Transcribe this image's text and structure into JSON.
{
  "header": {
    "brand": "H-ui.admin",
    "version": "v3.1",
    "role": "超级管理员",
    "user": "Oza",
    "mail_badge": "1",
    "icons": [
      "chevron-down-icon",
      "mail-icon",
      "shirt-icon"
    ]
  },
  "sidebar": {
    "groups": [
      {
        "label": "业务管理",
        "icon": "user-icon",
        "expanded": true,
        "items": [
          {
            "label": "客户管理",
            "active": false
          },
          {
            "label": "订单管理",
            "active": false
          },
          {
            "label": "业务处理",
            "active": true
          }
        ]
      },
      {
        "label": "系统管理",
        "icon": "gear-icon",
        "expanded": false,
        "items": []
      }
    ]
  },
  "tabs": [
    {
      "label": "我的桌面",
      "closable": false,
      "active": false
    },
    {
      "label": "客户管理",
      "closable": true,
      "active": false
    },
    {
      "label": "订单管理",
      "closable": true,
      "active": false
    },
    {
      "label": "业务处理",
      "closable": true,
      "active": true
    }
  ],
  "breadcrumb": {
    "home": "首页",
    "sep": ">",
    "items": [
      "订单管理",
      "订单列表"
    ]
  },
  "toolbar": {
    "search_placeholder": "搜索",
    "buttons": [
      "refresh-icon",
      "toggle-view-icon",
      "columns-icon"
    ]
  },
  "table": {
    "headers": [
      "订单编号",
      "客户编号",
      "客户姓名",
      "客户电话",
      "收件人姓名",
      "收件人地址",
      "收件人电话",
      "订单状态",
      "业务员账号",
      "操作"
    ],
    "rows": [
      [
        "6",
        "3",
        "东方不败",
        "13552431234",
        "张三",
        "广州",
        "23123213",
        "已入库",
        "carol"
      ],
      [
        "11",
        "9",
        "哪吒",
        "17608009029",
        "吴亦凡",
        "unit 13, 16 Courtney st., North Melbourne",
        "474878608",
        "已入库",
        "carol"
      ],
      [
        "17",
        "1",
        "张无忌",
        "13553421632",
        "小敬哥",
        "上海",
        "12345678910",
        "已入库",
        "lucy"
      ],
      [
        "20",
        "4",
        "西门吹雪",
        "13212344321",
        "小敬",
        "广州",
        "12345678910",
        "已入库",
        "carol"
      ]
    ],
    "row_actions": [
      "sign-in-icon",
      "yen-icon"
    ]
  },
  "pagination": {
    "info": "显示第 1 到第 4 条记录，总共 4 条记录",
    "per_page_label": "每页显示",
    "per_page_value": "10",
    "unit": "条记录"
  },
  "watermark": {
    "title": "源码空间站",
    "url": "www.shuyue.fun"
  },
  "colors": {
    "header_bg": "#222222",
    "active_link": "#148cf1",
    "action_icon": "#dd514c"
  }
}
++++++++
- **EXERCISE TASK**
Where a line contains the string "unit", extract that line.

- **WRITTEN SOLUTION**
        "unit 13, 16 Courtney st., North Melbourne",
    "unit": "条记录"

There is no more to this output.